March 24, 2012 by namawinelake

So says the Central Bank of Ireland which yesterday issued a financial stability report examining debt and the Irish financial sector. Of narrow interest on here is what the report had to say about future trends in house prices (bizarrely, nothing) and commercial property prices (quite a lot, mostly positive). The Bank has concocted a series of indicators which suggest that Irish commercial property prices which have already dropped 65% from peak values, may now be substantially undervalued by reference to economic indicators – employment, GDP, rents and “consumption”. Indeed on average the Bank considers commercial property to be more than 30% “undervalued” – mind you, using the Bank’s own figures, it would have thought that commercial property was undervalued by 12%, 28%, 30% and 32% in 2008, 2009, 2010 and 2011. This is what the Central Bank says:

Or to put it another way, if you bought a €100m property in 2008, you might have expected that to increase by 12% to get back to what the Central Bank thinks is the “proper value”. Instead three years later, your €100m property would be worth today, wait for it…€60m with the Jones Lang LaSalle index falling from 880 in Q4, 2008 to 527 in Q4, 2011.

[INFORMATION SUPPLIED]:
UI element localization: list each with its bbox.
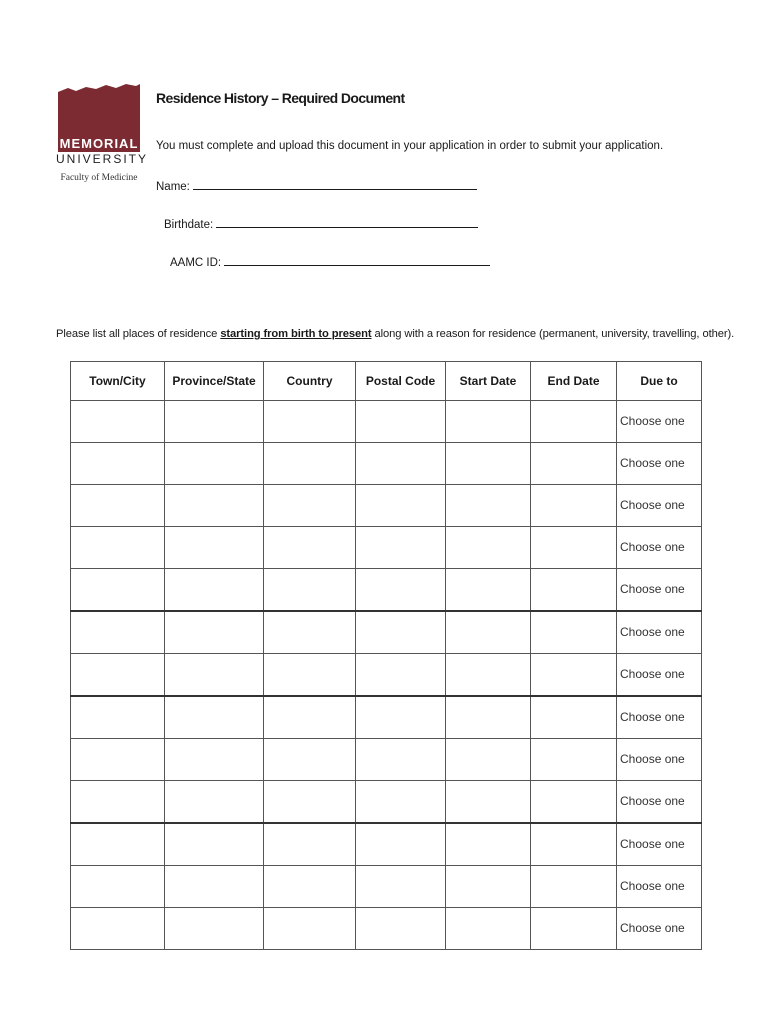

[TO DO]:
1 - Decide whether each statement agrees with the excerpt on Irish commercial property, answering yes or no and quoting the deciding words. (a) The report offered no view on future house prices. (b) Irish commercial property prices had fallen 65% from their peak. (c) The Jones Lang LaSalle index rose between Q4 2008 and Q4 2011.
2 - Output the part of the excerpt on Irish commercial property from "Or to put it" up to and including "in Q4, 2011.", copied exactly.
Answer using only the excerpt on Irish commercial property.

[SOLUTIONS TO THE PROBLEMS]:
1 -
(a) Yes: "future trends in house prices (bizarrely, nothing)"
(b) Yes: "have already dropped 65% from peak values"
(c) No: "the Jones Lang LaSalle index falling from 880 in Q4, 2008 to 527 in Q4, 2011"

2 -
Or to put it another way, if you bought a €100m property in 2008, you might have expected that to increase by 12% to get back to what the Central Bank thinks is the “proper value”. Instead three years later, your €100m property would be worth today, wait for it…€60m with the Jones Lang LaSalle index falling from 880 in Q4, 2008 to 527 in Q4, 2011.